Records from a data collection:
:::::

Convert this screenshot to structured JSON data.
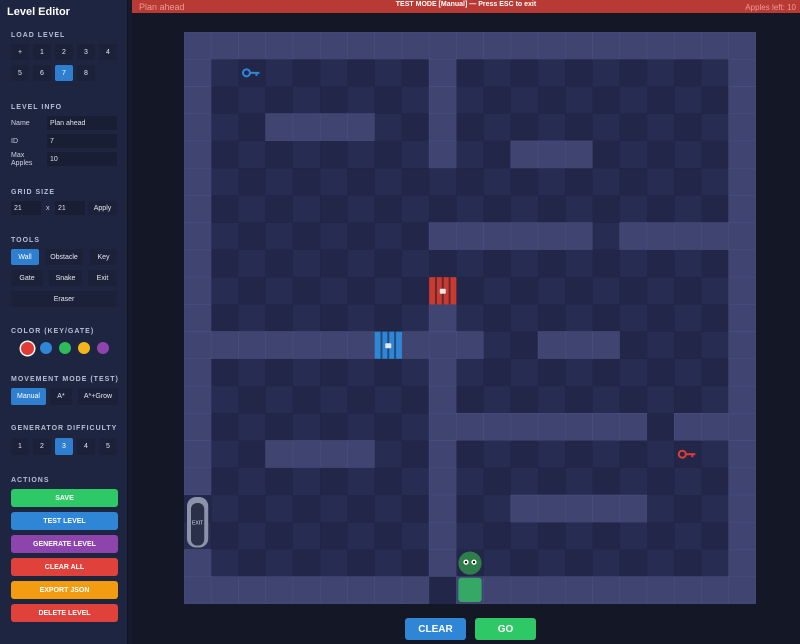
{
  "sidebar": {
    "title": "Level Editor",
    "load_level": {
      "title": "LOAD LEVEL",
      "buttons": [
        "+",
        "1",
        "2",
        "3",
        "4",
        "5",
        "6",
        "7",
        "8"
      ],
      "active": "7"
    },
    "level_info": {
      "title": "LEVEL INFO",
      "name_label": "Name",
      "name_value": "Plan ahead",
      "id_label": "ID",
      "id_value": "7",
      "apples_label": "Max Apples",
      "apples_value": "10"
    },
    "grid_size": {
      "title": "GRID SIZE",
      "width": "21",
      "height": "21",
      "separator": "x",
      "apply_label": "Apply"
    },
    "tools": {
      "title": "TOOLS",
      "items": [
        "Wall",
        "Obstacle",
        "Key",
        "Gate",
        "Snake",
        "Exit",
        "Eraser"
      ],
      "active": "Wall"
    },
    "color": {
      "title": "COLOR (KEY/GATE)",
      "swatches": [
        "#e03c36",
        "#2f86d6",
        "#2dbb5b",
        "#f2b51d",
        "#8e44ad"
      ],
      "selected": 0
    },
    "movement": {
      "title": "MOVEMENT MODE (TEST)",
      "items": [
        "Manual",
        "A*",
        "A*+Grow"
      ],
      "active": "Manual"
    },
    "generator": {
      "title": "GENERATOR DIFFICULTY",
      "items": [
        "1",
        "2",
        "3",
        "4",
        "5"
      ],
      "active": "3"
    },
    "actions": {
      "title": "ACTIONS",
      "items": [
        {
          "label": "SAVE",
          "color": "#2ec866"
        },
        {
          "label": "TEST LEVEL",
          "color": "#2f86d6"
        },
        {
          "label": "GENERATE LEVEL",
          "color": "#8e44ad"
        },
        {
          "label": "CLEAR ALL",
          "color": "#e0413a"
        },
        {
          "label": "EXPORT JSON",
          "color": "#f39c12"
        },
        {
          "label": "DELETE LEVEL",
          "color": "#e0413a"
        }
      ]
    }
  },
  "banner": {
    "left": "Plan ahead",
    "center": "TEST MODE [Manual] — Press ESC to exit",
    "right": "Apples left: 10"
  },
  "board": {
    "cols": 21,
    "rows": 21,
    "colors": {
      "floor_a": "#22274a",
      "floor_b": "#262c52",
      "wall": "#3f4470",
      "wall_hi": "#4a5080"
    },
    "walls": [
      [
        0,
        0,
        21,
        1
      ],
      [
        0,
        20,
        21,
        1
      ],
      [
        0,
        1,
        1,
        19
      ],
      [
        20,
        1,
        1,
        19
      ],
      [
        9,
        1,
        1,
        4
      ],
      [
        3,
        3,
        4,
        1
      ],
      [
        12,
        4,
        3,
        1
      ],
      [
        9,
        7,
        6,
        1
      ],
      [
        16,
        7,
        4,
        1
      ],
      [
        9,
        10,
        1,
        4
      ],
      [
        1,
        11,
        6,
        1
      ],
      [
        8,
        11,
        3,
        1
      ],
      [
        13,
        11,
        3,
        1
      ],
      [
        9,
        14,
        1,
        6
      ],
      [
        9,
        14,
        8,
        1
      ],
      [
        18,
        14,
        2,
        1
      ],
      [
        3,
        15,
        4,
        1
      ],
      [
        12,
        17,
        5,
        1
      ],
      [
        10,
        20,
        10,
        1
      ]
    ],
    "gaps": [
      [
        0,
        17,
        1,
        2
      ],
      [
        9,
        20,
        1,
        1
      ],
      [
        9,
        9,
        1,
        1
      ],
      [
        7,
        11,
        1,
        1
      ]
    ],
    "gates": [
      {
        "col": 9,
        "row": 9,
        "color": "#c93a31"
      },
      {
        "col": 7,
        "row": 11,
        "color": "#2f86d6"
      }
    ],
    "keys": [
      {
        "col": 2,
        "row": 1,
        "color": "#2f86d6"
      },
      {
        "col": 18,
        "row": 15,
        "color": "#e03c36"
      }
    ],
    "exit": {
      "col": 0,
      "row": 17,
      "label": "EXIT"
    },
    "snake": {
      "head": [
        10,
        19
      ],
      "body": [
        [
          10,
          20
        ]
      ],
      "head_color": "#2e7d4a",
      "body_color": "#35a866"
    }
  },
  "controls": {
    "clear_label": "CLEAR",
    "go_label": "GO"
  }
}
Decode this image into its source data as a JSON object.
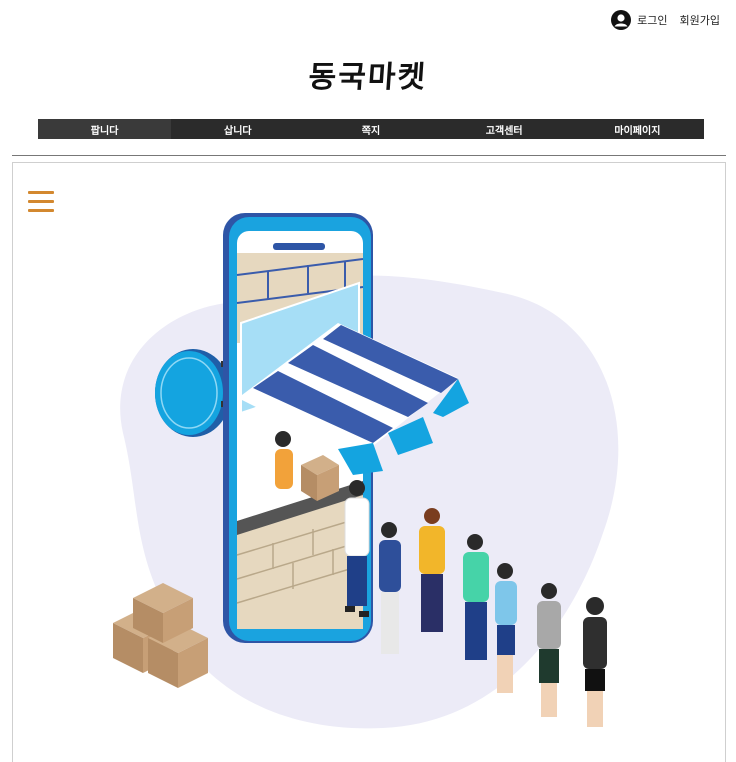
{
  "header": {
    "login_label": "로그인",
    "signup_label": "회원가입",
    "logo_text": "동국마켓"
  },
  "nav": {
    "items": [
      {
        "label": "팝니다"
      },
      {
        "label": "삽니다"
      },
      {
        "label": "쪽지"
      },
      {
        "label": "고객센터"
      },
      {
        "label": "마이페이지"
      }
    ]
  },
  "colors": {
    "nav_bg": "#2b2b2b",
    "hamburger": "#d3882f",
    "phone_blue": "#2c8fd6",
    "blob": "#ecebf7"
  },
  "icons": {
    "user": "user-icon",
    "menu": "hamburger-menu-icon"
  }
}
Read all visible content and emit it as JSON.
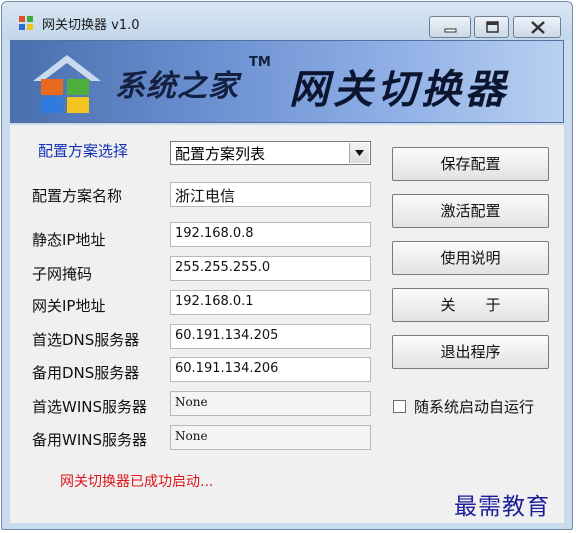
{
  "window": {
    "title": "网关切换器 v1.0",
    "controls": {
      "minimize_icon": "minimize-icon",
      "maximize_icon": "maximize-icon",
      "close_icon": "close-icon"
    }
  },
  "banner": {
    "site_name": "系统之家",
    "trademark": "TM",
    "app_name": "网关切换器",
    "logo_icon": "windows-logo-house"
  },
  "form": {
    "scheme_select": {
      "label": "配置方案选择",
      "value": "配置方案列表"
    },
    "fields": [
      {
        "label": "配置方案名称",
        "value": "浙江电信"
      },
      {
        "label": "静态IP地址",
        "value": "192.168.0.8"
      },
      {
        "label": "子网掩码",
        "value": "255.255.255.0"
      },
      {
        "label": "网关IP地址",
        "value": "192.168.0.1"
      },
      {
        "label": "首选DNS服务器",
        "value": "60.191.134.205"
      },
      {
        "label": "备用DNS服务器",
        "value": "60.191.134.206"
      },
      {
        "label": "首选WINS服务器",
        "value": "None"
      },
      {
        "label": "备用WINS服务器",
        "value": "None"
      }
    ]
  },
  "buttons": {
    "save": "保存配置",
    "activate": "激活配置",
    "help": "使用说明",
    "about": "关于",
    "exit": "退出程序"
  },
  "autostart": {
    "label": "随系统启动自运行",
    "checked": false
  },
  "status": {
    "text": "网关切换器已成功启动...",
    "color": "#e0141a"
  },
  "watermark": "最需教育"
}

:::::

The task
Extract the full listing exactly, with the pictures left out.

In response
Convert this screenshot to structured JSON data.
{
  "sidebar": {
    "title": "Level Editor",
    "load_level": {
      "title": "LOAD LEVEL",
      "buttons": [
        "+",
        "1",
        "2",
        "3",
        "4",
        "5",
        "6",
        "7",
        "8"
      ],
      "active": "7"
    },
    "level_info": {
      "title": "LEVEL INFO",
      "name_label": "Name",
      "name_value": "Plan ahead",
      "id_label": "ID",
      "id_value": "7",
      "apples_label": "Max Apples",
      "apples_value": "10"
    },
    "grid_size": {
      "title": "GRID SIZE",
      "width": "21",
      "height": "21",
      "separator": "x",
      "apply_label": "Apply"
    },
    "tools": {
      "title": "TOOLS",
      "items": [
        "Wall",
        "Obstacle",
        "Key",
        "Gate",
        "Snake",
        "Exit",
        "Eraser"
      ],
      "active": "Wall"
    },
    "color": {
      "title": "COLOR (KEY/GATE)",
      "swatches": [
        "#e03c36",
        "#2f86d6",
        "#2dbb5b",
        "#f2b51d",
        "#8e44ad"
      ],
      "selected": 0
    },
    "movement": {
      "title": "MOVEMENT MODE (TEST)",
      "items": [
        "Manual",
        "A*",
        "A*+Grow"
      ],
      "active": "Manual"
    },
    "generator": {
      "title": "GENERATOR DIFFICULTY",
      "items": [
        "1",
        "2",
        "3",
        "4",
        "5"
      ],
      "active": "3"
    },
    "actions": {
      "title": "ACTIONS",
      "items": [
        {
          "label": "SAVE",
          "color": "#2ec866"
        },
        {
          "label": "TEST LEVEL",
          "color": "#2f86d6"
        },
        {
          "label": "GENERATE LEVEL",
          "color": "#8e44ad"
        },
        {
          "label": "CLEAR ALL",
          "color": "#e0413a"
        },
        {
          "label": "EXPORT JSON",
          "color": "#f39c12"
        },
        {
          "label": "DELETE LEVEL",
          "color": "#e0413a"
        }
      ]
    }
  },
  "banner": {
    "left": "Plan ahead",
    "center": "TEST MODE [Manual] — Press ESC to exit",
    "right": "Apples left: 10"
  },
  "board": {
    "cols": 21,
    "rows": 21,
    "colors": {
      "floor_a": "#22274a",
      "floor_b": "#262c52",
      "wall": "#3f4470",
      "wall_hi": "#4a5080"
    },
    "walls": [
      [
        0,
        0,
        21,
        1
      ],
      [
        0,
        20,
        21,
        1
      ],
      [
        0,
        1,
        1,
        19
      ],
      [
        20,
        1,
        1,
        19
      ],
      [
        9,
        1,
        1,
        4
      ],
      [
        3,
        3,
        4,
        1
      ],
      [
        12,
        4,
        3,
        1
      ],
      [
        9,
        7,
        6,
        1
      ],
      [
        16,
        7,
        4,
        1
      ],
      [
        9,
        10,
        1,
        4
      ],
      [
        1,
        11,
        6,
        1
      ],
      [
        8,
        11,
        3,
        1
      ],
      [
        13,
        11,
        3,
        1
      ],
      [
        9,
        14,
        1,
        6
      ],
      [
        9,
        14,
        8,
        1
      ],
      [
        18,
        14,
        2,
        1
      ],
      [
        3,
        15,
        4,
        1
      ],
      [
        12,
        17,
        5,
        1
      ],
      [
        10,
        20,
        10,
        1
      ]
    ],
    "gaps": [
      [
        0,
        17,
        1,
        2
      ],
      [
        9,
        20,
        1,
        1
      ],
      [
        9,
        9,
        1,
        1
      ],
      [
        7,
        11,
        1,
        1
      ]
    ],
    "gates": [
      {
        "col": 9,
        "row": 9,
        "color": "#c93a31"
      },
      {
        "col": 7,
        "row": 11,
        "color": "#2f86d6"
      }
    ],
    "keys": [
      {
        "col": 2,
        "row": 1,
        "color": "#2f86d6"
      },
      {
        "col": 18,
        "row": 15,
        "color": "#e03c36"
      }
    ],
    "exit": {
      "col": 0,
      "row": 17,
      "label": "EXIT"
    },
    "snake": {
      "head": [
        10,
        19
      ],
      "body": [
        [
          10,
          20
        ]
      ],
      "head_color": "#2e7d4a",
      "body_color": "#35a866"
    }
  },
  "controls": {
    "clear_label": "CLEAR",
    "go_label": "GO"
  }
}
Decode this image into its source data as a JSON object.
{
  "header": {
    "login_label": "로그인",
    "signup_label": "회원가입",
    "logo_text": "동국마켓"
  },
  "nav": {
    "items": [
      {
        "label": "팝니다"
      },
      {
        "label": "삽니다"
      },
      {
        "label": "쪽지"
      },
      {
        "label": "고객센터"
      },
      {
        "label": "마이페이지"
      }
    ]
  },
  "colors": {
    "nav_bg": "#2b2b2b",
    "hamburger": "#d3882f",
    "phone_blue": "#2c8fd6",
    "blob": "#ecebf7"
  },
  "icons": {
    "user": "user-icon",
    "menu": "hamburger-menu-icon"
  }
}
Read all visible content and emit it as JSON.
{
  "window": {
    "title": "网关切换器 v1.0",
    "controls": {
      "minimize_icon": "minimize-icon",
      "maximize_icon": "maximize-icon",
      "close_icon": "close-icon"
    }
  },
  "banner": {
    "site_name": "系统之家",
    "trademark": "TM",
    "app_name": "网关切换器",
    "logo_icon": "windows-logo-house"
  },
  "form": {
    "scheme_select": {
      "label": "配置方案选择",
      "value": "配置方案列表"
    },
    "fields": [
      {
        "label": "配置方案名称",
        "value": "浙江电信"
      },
      {
        "label": "静态IP地址",
        "value": "192.168.0.8"
      },
      {
        "label": "子网掩码",
        "value": "255.255.255.0"
      },
      {
        "label": "网关IP地址",
        "value": "192.168.0.1"
      },
      {
        "label": "首选DNS服务器",
        "value": "60.191.134.205"
      },
      {
        "label": "备用DNS服务器",
        "value": "60.191.134.206"
      },
      {
        "label": "首选WINS服务器",
        "value": "None"
      },
      {
        "label": "备用WINS服务器",
        "value": "None"
      }
    ]
  },
  "buttons": {
    "save": "保存配置",
    "activate": "激活配置",
    "help": "使用说明",
    "about": "关于",
    "exit": "退出程序"
  },
  "autostart": {
    "label": "随系统启动自运行",
    "checked": false
  },
  "status": {
    "text": "网关切换器已成功启动...",
    "color": "#e0141a"
  },
  "watermark": "最需教育"
}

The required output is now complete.